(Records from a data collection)
----

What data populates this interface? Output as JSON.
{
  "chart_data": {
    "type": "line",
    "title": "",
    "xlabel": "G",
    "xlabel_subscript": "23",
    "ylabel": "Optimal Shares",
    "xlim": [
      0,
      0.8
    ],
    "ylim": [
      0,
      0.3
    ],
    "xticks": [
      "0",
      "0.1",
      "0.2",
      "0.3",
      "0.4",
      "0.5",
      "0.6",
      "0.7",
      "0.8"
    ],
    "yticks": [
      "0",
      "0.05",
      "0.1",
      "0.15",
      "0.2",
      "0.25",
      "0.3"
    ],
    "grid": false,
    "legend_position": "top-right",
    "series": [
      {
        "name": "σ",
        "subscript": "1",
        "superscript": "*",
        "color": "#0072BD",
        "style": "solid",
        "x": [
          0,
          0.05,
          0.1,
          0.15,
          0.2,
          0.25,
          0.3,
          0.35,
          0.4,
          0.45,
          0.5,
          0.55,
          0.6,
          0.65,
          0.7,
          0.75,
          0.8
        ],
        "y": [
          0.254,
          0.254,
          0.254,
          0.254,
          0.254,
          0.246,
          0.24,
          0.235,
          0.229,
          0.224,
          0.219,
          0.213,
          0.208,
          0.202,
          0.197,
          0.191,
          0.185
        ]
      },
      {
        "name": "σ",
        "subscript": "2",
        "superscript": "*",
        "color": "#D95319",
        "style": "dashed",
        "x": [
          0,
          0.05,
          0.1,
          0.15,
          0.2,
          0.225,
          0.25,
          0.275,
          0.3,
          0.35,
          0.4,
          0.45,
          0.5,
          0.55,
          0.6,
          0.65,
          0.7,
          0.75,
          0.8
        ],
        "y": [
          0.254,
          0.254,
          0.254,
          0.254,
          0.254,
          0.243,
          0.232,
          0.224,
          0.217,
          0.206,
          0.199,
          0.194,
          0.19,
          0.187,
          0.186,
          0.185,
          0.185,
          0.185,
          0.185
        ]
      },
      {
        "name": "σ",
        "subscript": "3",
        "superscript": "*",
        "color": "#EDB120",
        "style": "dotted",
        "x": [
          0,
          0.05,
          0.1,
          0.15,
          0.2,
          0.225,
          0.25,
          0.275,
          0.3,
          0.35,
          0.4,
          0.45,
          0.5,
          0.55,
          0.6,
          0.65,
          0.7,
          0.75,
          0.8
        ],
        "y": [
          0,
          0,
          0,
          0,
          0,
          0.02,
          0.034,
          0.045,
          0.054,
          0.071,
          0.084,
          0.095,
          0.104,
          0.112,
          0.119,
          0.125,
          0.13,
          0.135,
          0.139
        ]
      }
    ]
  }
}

----

**Work to be completed**
Write out the listing once more, matching it exactly.

**Complete output**
What data populates this interface? Output as JSON.
{
  "chart_data": {
    "type": "line",
    "title": "",
    "xlabel": "G",
    "xlabel_subscript": "23",
    "ylabel": "Optimal Shares",
    "xlim": [
      0,
      0.8
    ],
    "ylim": [
      0,
      0.3
    ],
    "xticks": [
      "0",
      "0.1",
      "0.2",
      "0.3",
      "0.4",
      "0.5",
      "0.6",
      "0.7",
      "0.8"
    ],
    "yticks": [
      "0",
      "0.05",
      "0.1",
      "0.15",
      "0.2",
      "0.25",
      "0.3"
    ],
    "grid": false,
    "legend_position": "top-right",
    "series": [
      {
        "name": "σ",
        "subscript": "1",
        "superscript": "*",
        "color": "#0072BD",
        "style": "solid",
        "x": [
          0,
          0.05,
          0.1,
          0.15,
          0.2,
          0.25,
          0.3,
          0.35,
          0.4,
          0.45,
          0.5,
          0.55,
          0.6,
          0.65,
          0.7,
          0.75,
          0.8
        ],
        "y": [
          0.254,
          0.254,
          0.254,
          0.254,
          0.254,
          0.246,
          0.24,
          0.235,
          0.229,
          0.224,
          0.219,
          0.213,
          0.208,
          0.202,
          0.197,
          0.191,
          0.185
        ]
      },
      {
        "name": "σ",
        "subscript": "2",
        "superscript": "*",
        "color": "#D95319",
        "style": "dashed",
        "x": [
          0,
          0.05,
          0.1,
          0.15,
          0.2,
          0.225,
          0.25,
          0.275,
          0.3,
          0.35,
          0.4,
          0.45,
          0.5,
          0.55,
          0.6,
          0.65,
          0.7,
          0.75,
          0.8
        ],
        "y": [
          0.254,
          0.254,
          0.254,
          0.254,
          0.254,
          0.243,
          0.232,
          0.224,
          0.217,
          0.206,
          0.199,
          0.194,
          0.19,
          0.187,
          0.186,
          0.185,
          0.185,
          0.185,
          0.185
        ]
      },
      {
        "name": "σ",
        "subscript": "3",
        "superscript": "*",
        "color": "#EDB120",
        "style": "dotted",
        "x": [
          0,
          0.05,
          0.1,
          0.15,
          0.2,
          0.225,
          0.25,
          0.275,
          0.3,
          0.35,
          0.4,
          0.45,
          0.5,
          0.55,
          0.6,
          0.65,
          0.7,
          0.75,
          0.8
        ],
        "y": [
          0,
          0,
          0,
          0,
          0,
          0.02,
          0.034,
          0.045,
          0.054,
          0.071,
          0.084,
          0.095,
          0.104,
          0.112,
          0.119,
          0.125,
          0.13,
          0.135,
          0.139
        ]
      }
    ]
  }
}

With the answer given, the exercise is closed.